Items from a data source
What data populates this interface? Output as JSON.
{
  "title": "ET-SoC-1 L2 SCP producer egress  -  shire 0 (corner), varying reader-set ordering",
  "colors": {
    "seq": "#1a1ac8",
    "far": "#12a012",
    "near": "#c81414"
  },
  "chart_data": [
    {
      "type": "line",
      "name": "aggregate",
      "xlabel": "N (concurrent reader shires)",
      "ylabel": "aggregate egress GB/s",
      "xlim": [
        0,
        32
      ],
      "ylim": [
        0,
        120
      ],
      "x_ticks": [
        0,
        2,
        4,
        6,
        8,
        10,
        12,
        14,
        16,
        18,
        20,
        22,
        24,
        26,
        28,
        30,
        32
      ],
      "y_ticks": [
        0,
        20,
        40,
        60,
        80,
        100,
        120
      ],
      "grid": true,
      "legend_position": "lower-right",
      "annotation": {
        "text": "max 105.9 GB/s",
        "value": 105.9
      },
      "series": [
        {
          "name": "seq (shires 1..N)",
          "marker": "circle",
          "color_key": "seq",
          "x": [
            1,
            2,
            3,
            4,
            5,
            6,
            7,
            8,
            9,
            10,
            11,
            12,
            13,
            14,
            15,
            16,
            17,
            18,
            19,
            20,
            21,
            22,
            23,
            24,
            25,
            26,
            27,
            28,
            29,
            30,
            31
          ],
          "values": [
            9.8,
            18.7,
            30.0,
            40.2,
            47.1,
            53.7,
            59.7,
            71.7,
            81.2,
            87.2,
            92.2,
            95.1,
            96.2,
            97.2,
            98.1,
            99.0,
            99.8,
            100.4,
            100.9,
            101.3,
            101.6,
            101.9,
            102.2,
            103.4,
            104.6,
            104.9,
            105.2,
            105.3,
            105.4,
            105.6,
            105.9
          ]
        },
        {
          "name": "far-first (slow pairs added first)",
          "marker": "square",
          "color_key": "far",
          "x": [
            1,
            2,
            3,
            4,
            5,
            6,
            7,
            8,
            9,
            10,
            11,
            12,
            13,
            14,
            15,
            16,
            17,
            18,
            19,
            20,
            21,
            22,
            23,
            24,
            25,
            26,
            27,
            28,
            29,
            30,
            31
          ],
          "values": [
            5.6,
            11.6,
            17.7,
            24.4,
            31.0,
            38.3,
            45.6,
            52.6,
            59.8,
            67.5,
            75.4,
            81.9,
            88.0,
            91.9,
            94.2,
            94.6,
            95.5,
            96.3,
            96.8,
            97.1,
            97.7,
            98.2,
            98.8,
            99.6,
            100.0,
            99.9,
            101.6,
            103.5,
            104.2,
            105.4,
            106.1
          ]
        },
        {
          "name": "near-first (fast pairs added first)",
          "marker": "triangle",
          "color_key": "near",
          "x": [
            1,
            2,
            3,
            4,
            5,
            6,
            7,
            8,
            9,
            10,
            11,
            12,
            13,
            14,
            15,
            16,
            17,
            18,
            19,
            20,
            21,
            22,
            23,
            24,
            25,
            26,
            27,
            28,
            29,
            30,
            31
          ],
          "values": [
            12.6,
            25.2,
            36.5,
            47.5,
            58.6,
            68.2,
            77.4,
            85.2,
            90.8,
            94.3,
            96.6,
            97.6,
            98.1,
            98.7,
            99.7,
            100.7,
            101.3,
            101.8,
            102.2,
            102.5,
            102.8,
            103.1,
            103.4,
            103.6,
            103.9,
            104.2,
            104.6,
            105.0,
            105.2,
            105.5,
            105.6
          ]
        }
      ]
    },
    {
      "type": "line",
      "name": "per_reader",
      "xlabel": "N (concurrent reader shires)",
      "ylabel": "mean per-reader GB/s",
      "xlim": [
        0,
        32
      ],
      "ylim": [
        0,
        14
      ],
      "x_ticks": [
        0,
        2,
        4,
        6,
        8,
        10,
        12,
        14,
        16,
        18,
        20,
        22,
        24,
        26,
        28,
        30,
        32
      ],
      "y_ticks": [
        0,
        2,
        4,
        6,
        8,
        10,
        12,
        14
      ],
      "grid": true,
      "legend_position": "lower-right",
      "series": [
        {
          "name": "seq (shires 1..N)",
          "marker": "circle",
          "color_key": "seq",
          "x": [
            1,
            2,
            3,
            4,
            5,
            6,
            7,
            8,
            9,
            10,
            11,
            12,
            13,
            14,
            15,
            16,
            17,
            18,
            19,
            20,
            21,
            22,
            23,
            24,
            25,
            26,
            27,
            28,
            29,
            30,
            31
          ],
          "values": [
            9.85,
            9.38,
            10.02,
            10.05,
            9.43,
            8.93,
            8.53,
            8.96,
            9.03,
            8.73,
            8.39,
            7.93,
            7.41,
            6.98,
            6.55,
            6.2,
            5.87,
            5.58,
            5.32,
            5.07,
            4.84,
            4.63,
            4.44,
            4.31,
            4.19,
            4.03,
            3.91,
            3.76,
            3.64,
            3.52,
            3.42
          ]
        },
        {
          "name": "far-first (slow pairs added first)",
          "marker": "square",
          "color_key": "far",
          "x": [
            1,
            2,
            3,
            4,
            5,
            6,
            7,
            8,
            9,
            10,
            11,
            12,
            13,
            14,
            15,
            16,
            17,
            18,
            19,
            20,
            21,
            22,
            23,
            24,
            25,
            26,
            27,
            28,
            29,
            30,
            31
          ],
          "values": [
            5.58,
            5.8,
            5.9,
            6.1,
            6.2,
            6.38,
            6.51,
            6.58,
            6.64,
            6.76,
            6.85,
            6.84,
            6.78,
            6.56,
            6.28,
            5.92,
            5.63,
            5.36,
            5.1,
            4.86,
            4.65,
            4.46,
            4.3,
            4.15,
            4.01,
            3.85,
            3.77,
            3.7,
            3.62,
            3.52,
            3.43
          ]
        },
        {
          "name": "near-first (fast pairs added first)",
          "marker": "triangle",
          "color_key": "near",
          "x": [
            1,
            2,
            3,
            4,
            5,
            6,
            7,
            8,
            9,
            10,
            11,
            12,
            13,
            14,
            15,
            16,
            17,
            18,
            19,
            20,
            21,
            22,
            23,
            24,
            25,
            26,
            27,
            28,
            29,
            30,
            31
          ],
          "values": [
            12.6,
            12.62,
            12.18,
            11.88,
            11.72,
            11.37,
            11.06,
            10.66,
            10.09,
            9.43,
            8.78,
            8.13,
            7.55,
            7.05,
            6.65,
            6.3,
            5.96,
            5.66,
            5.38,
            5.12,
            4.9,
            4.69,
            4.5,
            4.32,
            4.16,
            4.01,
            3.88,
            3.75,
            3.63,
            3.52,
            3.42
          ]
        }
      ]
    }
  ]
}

> [What this task involves]:
Reproduce each entry exactly, leaving out nothing.

> [Answer to the exercise]:
What data populates this interface? Output as JSON.
{
  "title": "ET-SoC-1 L2 SCP producer egress  -  shire 0 (corner), varying reader-set ordering",
  "colors": {
    "seq": "#1a1ac8",
    "far": "#12a012",
    "near": "#c81414"
  },
  "chart_data": [
    {
      "type": "line",
      "name": "aggregate",
      "xlabel": "N (concurrent reader shires)",
      "ylabel": "aggregate egress GB/s",
      "xlim": [
        0,
        32
      ],
      "ylim": [
        0,
        120
      ],
      "x_ticks": [
        0,
        2,
        4,
        6,
        8,
        10,
        12,
        14,
        16,
        18,
        20,
        22,
        24,
        26,
        28,
        30,
        32
      ],
      "y_ticks": [
        0,
        20,
        40,
        60,
        80,
        100,
        120
      ],
      "grid": true,
      "legend_position": "lower-right",
      "annotation": {
        "text": "max 105.9 GB/s",
        "value": 105.9
      },
      "series": [
        {
          "name": "seq (shires 1..N)",
          "marker": "circle",
          "color_key": "seq",
          "x": [
            1,
            2,
            3,
            4,
            5,
            6,
            7,
            8,
            9,
            10,
            11,
            12,
            13,
            14,
            15,
            16,
            17,
            18,
            19,
            20,
            21,
            22,
            23,
            24,
            25,
            26,
            27,
            28,
            29,
            30,
            31
          ],
          "values": [
            9.8,
            18.7,
            30.0,
            40.2,
            47.1,
            53.7,
            59.7,
            71.7,
            81.2,
            87.2,
            92.2,
            95.1,
            96.2,
            97.2,
            98.1,
            99.0,
            99.8,
            100.4,
            100.9,
            101.3,
            101.6,
            101.9,
            102.2,
            103.4,
            104.6,
            104.9,
            105.2,
            105.3,
            105.4,
            105.6,
            105.9
          ]
        },
        {
          "name": "far-first (slow pairs added first)",
          "marker": "square",
          "color_key": "far",
          "x": [
            1,
            2,
            3,
            4,
            5,
            6,
            7,
            8,
            9,
            10,
            11,
            12,
            13,
            14,
            15,
            16,
            17,
            18,
            19,
            20,
            21,
            22,
            23,
            24,
            25,
            26,
            27,
            28,
            29,
            30,
            31
          ],
          "values": [
            5.6,
            11.6,
            17.7,
            24.4,
            31.0,
            38.3,
            45.6,
            52.6,
            59.8,
            67.5,
            75.4,
            81.9,
            88.0,
            91.9,
            94.2,
            94.6,
            95.5,
            96.3,
            96.8,
            97.1,
            97.7,
            98.2,
            98.8,
            99.6,
            100.0,
            99.9,
            101.6,
            103.5,
            104.2,
            105.4,
            106.1
          ]
        },
        {
          "name": "near-first (fast pairs added first)",
          "marker": "triangle",
          "color_key": "near",
          "x": [
            1,
            2,
            3,
            4,
            5,
            6,
            7,
            8,
            9,
            10,
            11,
            12,
            13,
            14,
            15,
            16,
            17,
            18,
            19,
            20,
            21,
            22,
            23,
            24,
            25,
            26,
            27,
            28,
            29,
            30,
            31
          ],
          "values": [
            12.6,
            25.2,
            36.5,
            47.5,
            58.6,
            68.2,
            77.4,
            85.2,
            90.8,
            94.3,
            96.6,
            97.6,
            98.1,
            98.7,
            99.7,
            100.7,
            101.3,
            101.8,
            102.2,
            102.5,
            102.8,
            103.1,
            103.4,
            103.6,
            103.9,
            104.2,
            104.6,
            105.0,
            105.2,
            105.5,
            105.6
          ]
        }
      ]
    },
    {
      "type": "line",
      "name": "per_reader",
      "xlabel": "N (concurrent reader shires)",
      "ylabel": "mean per-reader GB/s",
      "xlim": [
        0,
        32
      ],
      "ylim": [
        0,
        14
      ],
      "x_ticks": [
        0,
        2,
        4,
        6,
        8,
        10,
        12,
        14,
        16,
        18,
        20,
        22,
        24,
        26,
        28,
        30,
        32
      ],
      "y_ticks": [
        0,
        2,
        4,
        6,
        8,
        10,
        12,
        14
      ],
      "grid": true,
      "legend_position": "lower-right",
      "series": [
        {
          "name": "seq (shires 1..N)",
          "marker": "circle",
          "color_key": "seq",
          "x": [
            1,
            2,
            3,
            4,
            5,
            6,
            7,
            8,
            9,
            10,
            11,
            12,
            13,
            14,
            15,
            16,
            17,
            18,
            19,
            20,
            21,
            22,
            23,
            24,
            25,
            26,
            27,
            28,
            29,
            30,
            31
          ],
          "values": [
            9.85,
            9.38,
            10.02,
            10.05,
            9.43,
            8.93,
            8.53,
            8.96,
            9.03,
            8.73,
            8.39,
            7.93,
            7.41,
            6.98,
            6.55,
            6.2,
            5.87,
            5.58,
            5.32,
            5.07,
            4.84,
            4.63,
            4.44,
            4.31,
            4.19,
            4.03,
            3.91,
            3.76,
            3.64,
            3.52,
            3.42
          ]
        },
        {
          "name": "far-first (slow pairs added first)",
          "marker": "square",
          "color_key": "far",
          "x": [
            1,
            2,
            3,
            4,
            5,
            6,
            7,
            8,
            9,
            10,
            11,
            12,
            13,
            14,
            15,
            16,
            17,
            18,
            19,
            20,
            21,
            22,
            23,
            24,
            25,
            26,
            27,
            28,
            29,
            30,
            31
          ],
          "values": [
            5.58,
            5.8,
            5.9,
            6.1,
            6.2,
            6.38,
            6.51,
            6.58,
            6.64,
            6.76,
            6.85,
            6.84,
            6.78,
            6.56,
            6.28,
            5.92,
            5.63,
            5.36,
            5.1,
            4.86,
            4.65,
            4.46,
            4.3,
            4.15,
            4.01,
            3.85,
            3.77,
            3.7,
            3.62,
            3.52,
            3.43
          ]
        },
        {
          "name": "near-first (fast pairs added first)",
          "marker": "triangle",
          "color_key": "near",
          "x": [
            1,
            2,
            3,
            4,
            5,
            6,
            7,
            8,
            9,
            10,
            11,
            12,
            13,
            14,
            15,
            16,
            17,
            18,
            19,
            20,
            21,
            22,
            23,
            24,
            25,
            26,
            27,
            28,
            29,
            30,
            31
          ],
          "values": [
            12.6,
            12.62,
            12.18,
            11.88,
            11.72,
            11.37,
            11.06,
            10.66,
            10.09,
            9.43,
            8.78,
            8.13,
            7.55,
            7.05,
            6.65,
            6.3,
            5.96,
            5.66,
            5.38,
            5.12,
            4.9,
            4.69,
            4.5,
            4.32,
            4.16,
            4.01,
            3.88,
            3.75,
            3.63,
            3.52,
            3.42
          ]
        }
      ]
    }
  ]
}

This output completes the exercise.